Short problem =>
Look for "What's the underlying" in the listing below, then copy exactly the line it appears in and all lines after it to the end, and nothing more.

------------------------------------------------

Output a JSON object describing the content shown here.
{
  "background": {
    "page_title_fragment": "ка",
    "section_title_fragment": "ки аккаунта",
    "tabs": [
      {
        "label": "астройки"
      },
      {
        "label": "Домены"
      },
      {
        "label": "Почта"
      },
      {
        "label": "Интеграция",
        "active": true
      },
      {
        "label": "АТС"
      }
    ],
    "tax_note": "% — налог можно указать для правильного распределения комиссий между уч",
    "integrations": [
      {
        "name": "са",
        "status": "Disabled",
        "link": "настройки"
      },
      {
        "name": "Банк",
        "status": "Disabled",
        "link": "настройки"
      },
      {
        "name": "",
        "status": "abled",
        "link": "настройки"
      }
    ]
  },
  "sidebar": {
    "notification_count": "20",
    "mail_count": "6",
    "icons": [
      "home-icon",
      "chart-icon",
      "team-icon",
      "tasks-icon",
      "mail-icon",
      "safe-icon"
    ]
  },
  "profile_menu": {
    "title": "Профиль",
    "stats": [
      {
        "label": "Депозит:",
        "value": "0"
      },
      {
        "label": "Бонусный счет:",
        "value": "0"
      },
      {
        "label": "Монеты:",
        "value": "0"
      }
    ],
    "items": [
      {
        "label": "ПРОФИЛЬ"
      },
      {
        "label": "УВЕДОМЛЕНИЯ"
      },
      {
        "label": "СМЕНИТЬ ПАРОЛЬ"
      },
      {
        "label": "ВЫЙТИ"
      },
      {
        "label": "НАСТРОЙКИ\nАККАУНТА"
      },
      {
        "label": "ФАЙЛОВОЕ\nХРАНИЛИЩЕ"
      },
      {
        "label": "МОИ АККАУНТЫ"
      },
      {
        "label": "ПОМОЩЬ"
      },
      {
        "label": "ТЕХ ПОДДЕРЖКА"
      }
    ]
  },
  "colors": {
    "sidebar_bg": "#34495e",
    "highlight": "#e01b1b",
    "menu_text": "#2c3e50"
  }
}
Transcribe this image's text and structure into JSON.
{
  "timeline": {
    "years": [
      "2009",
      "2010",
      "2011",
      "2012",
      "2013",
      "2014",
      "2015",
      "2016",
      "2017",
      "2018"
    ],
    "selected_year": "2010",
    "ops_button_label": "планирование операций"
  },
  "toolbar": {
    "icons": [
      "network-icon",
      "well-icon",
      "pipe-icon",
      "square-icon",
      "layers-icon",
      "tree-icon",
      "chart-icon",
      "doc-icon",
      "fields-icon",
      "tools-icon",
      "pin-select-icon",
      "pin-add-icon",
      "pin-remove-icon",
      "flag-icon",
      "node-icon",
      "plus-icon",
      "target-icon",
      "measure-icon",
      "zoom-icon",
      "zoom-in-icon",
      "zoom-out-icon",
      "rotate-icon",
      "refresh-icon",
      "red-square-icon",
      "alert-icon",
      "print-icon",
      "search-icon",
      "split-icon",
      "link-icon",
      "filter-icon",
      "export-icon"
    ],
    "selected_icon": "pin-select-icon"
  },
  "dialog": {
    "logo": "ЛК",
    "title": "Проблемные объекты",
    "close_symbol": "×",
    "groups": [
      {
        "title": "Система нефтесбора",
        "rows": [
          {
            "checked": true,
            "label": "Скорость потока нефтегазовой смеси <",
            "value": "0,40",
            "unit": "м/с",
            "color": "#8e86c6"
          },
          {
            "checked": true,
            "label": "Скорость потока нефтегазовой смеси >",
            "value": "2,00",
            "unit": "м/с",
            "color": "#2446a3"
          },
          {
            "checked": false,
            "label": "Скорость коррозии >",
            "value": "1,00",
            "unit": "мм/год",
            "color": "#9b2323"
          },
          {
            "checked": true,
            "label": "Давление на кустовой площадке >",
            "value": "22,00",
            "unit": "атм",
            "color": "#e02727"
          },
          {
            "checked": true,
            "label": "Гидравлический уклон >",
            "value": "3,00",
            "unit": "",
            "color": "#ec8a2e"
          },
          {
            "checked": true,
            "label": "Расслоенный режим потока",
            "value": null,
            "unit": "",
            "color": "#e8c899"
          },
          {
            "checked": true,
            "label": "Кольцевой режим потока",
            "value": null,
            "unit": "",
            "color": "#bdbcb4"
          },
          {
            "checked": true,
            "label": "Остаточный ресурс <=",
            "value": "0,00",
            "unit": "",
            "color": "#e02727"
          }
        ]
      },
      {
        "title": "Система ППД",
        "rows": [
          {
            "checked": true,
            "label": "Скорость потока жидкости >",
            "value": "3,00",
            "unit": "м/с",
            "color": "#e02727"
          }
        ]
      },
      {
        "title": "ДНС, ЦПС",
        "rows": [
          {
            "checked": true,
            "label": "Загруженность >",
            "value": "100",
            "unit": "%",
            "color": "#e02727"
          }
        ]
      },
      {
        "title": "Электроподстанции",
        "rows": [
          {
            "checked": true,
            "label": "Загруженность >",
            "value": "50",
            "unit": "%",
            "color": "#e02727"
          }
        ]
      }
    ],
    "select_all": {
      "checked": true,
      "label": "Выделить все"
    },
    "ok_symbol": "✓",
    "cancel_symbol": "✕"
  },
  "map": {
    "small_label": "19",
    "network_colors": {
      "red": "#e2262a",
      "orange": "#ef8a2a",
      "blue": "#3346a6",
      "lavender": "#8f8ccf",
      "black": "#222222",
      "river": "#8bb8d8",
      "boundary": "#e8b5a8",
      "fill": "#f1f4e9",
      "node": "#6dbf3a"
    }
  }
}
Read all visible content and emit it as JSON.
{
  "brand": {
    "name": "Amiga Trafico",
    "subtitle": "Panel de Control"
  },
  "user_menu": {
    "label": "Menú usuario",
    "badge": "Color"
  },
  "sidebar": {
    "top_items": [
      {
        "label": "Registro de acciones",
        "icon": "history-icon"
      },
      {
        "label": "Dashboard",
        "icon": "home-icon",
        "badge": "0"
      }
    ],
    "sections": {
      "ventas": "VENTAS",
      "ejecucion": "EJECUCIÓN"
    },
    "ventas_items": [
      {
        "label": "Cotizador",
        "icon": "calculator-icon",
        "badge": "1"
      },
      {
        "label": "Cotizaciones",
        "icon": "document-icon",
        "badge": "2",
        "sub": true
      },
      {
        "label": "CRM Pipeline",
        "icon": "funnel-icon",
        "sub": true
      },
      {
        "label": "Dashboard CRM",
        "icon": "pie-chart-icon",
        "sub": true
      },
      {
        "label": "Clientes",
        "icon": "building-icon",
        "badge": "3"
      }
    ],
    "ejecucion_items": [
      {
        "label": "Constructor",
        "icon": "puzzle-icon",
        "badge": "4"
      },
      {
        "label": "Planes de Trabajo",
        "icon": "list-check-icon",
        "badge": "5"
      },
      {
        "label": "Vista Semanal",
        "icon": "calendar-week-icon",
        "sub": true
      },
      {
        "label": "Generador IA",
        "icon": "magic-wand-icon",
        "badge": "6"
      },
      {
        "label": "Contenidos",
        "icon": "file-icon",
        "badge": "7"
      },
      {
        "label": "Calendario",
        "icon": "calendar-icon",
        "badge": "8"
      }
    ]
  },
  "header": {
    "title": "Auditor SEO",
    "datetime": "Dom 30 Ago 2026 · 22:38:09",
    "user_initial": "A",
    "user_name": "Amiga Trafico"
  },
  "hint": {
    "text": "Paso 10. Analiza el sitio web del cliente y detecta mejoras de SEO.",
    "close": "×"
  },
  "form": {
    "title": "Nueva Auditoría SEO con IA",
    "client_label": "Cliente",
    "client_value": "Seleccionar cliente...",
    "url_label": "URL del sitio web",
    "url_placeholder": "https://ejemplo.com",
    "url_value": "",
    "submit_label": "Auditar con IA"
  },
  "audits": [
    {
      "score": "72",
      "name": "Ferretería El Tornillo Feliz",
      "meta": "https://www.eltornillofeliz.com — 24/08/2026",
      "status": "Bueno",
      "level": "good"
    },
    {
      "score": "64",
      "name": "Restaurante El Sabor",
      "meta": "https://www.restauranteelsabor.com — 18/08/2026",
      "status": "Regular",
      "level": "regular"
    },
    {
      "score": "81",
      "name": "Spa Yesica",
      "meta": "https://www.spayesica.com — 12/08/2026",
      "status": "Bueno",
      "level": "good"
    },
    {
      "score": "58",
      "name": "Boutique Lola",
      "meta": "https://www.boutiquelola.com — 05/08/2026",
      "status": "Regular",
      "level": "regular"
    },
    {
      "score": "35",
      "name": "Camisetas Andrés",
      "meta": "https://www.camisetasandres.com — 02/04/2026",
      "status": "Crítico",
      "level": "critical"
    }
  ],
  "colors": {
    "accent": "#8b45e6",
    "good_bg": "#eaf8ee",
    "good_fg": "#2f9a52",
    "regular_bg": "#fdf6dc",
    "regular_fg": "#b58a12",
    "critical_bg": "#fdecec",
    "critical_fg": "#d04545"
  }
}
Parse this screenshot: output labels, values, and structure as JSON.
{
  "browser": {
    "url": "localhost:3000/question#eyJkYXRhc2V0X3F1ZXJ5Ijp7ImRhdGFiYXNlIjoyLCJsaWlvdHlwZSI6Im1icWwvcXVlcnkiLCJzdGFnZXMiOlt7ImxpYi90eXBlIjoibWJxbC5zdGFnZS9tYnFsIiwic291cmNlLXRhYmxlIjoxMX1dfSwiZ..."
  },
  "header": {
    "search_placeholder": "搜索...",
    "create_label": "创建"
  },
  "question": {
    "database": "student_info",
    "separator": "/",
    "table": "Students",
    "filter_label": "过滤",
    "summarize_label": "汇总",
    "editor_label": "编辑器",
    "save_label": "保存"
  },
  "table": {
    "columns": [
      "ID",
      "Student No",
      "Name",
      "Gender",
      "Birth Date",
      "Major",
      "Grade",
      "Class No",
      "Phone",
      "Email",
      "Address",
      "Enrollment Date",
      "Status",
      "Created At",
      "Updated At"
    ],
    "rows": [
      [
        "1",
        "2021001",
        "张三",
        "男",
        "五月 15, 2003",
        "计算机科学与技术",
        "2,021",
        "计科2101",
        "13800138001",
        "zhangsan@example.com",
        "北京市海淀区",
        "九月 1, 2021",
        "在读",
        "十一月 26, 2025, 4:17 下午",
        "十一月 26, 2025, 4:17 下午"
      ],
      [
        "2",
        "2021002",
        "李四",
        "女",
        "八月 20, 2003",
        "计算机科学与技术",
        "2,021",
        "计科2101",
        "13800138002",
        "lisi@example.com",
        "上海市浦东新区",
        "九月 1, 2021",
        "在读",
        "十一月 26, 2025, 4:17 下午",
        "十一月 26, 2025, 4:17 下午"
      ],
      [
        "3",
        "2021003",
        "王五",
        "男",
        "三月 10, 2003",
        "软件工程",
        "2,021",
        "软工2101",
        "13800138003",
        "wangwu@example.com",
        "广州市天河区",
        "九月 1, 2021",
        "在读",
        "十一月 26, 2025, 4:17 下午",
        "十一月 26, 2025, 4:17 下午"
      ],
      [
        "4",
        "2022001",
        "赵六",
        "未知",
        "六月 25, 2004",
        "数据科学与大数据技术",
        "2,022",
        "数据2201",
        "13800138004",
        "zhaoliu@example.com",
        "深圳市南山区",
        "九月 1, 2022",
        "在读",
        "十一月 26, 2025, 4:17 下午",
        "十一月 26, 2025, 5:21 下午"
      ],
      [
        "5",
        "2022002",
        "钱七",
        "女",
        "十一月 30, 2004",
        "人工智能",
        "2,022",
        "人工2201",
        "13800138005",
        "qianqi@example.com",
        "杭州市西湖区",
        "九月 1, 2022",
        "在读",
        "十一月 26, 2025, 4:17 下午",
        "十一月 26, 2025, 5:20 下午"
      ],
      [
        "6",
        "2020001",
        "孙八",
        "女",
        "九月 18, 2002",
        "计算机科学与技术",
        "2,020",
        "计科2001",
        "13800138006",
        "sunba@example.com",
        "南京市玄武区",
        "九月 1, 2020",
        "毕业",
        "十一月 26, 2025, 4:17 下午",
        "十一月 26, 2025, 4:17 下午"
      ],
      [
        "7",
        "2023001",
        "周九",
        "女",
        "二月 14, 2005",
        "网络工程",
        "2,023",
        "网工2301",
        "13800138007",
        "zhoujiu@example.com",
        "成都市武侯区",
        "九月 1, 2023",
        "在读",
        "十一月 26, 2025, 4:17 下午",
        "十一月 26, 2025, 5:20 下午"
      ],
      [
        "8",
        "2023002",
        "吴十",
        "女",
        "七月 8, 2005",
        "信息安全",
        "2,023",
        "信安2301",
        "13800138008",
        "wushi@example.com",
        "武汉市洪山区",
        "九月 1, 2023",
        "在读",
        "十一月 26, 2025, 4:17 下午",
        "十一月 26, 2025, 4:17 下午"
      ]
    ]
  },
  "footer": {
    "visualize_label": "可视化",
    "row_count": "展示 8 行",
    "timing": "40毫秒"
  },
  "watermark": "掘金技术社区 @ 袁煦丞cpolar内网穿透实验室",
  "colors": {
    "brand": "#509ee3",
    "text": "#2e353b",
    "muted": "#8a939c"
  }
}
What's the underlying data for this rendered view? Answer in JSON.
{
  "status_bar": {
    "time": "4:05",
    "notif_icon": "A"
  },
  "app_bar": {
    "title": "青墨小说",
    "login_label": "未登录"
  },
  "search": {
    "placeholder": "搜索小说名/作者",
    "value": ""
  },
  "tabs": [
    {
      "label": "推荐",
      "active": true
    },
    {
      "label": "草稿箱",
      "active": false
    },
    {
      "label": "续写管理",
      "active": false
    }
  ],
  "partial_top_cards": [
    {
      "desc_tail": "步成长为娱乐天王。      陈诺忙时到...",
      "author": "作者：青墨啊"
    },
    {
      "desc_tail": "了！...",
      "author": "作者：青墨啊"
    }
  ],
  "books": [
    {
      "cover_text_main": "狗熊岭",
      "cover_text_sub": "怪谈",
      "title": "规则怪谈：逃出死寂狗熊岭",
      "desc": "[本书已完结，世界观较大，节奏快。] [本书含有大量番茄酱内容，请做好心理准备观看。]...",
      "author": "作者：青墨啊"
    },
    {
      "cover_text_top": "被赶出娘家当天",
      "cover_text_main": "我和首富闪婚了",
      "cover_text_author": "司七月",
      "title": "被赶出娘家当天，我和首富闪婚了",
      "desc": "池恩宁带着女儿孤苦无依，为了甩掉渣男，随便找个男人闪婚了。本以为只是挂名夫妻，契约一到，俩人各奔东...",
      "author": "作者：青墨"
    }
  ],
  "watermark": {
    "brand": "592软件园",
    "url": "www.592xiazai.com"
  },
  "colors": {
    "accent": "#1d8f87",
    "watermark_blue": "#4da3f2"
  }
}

------------------------------------------------

Full answer =>
What's the underlying data for this rendered view? Answer in JSON.
{
  "status_bar": {
    "time": "4:05",
    "notif_icon": "A"
  },
  "app_bar": {
    "title": "青墨小说",
    "login_label": "未登录"
  },
  "search": {
    "placeholder": "搜索小说名/作者",
    "value": ""
  },
  "tabs": [
    {
      "label": "推荐",
      "active": true
    },
    {
      "label": "草稿箱",
      "active": false
    },
    {
      "label": "续写管理",
      "active": false
    }
  ],
  "partial_top_cards": [
    {
      "desc_tail": "步成长为娱乐天王。      陈诺忙时到...",
      "author": "作者：青墨啊"
    },
    {
      "desc_tail": "了！...",
      "author": "作者：青墨啊"
    }
  ],
  "books": [
    {
      "cover_text_main": "狗熊岭",
      "cover_text_sub": "怪谈",
      "title": "规则怪谈：逃出死寂狗熊岭",
      "desc": "[本书已完结，世界观较大，节奏快。] [本书含有大量番茄酱内容，请做好心理准备观看。]...",
      "author": "作者：青墨啊"
    },
    {
      "cover_text_top": "被赶出娘家当天",
      "cover_text_main": "我和首富闪婚了",
      "cover_text_author": "司七月",
      "title": "被赶出娘家当天，我和首富闪婚了",
      "desc": "池恩宁带着女儿孤苦无依，为了甩掉渣男，随便找个男人闪婚了。本以为只是挂名夫妻，契约一到，俩人各奔东...",
      "author": "作者：青墨"
    }
  ],
  "watermark": {
    "brand": "592软件园",
    "url": "www.592xiazai.com"
  },
  "colors": {
    "accent": "#1d8f87",
    "watermark_blue": "#4da3f2"
  }
}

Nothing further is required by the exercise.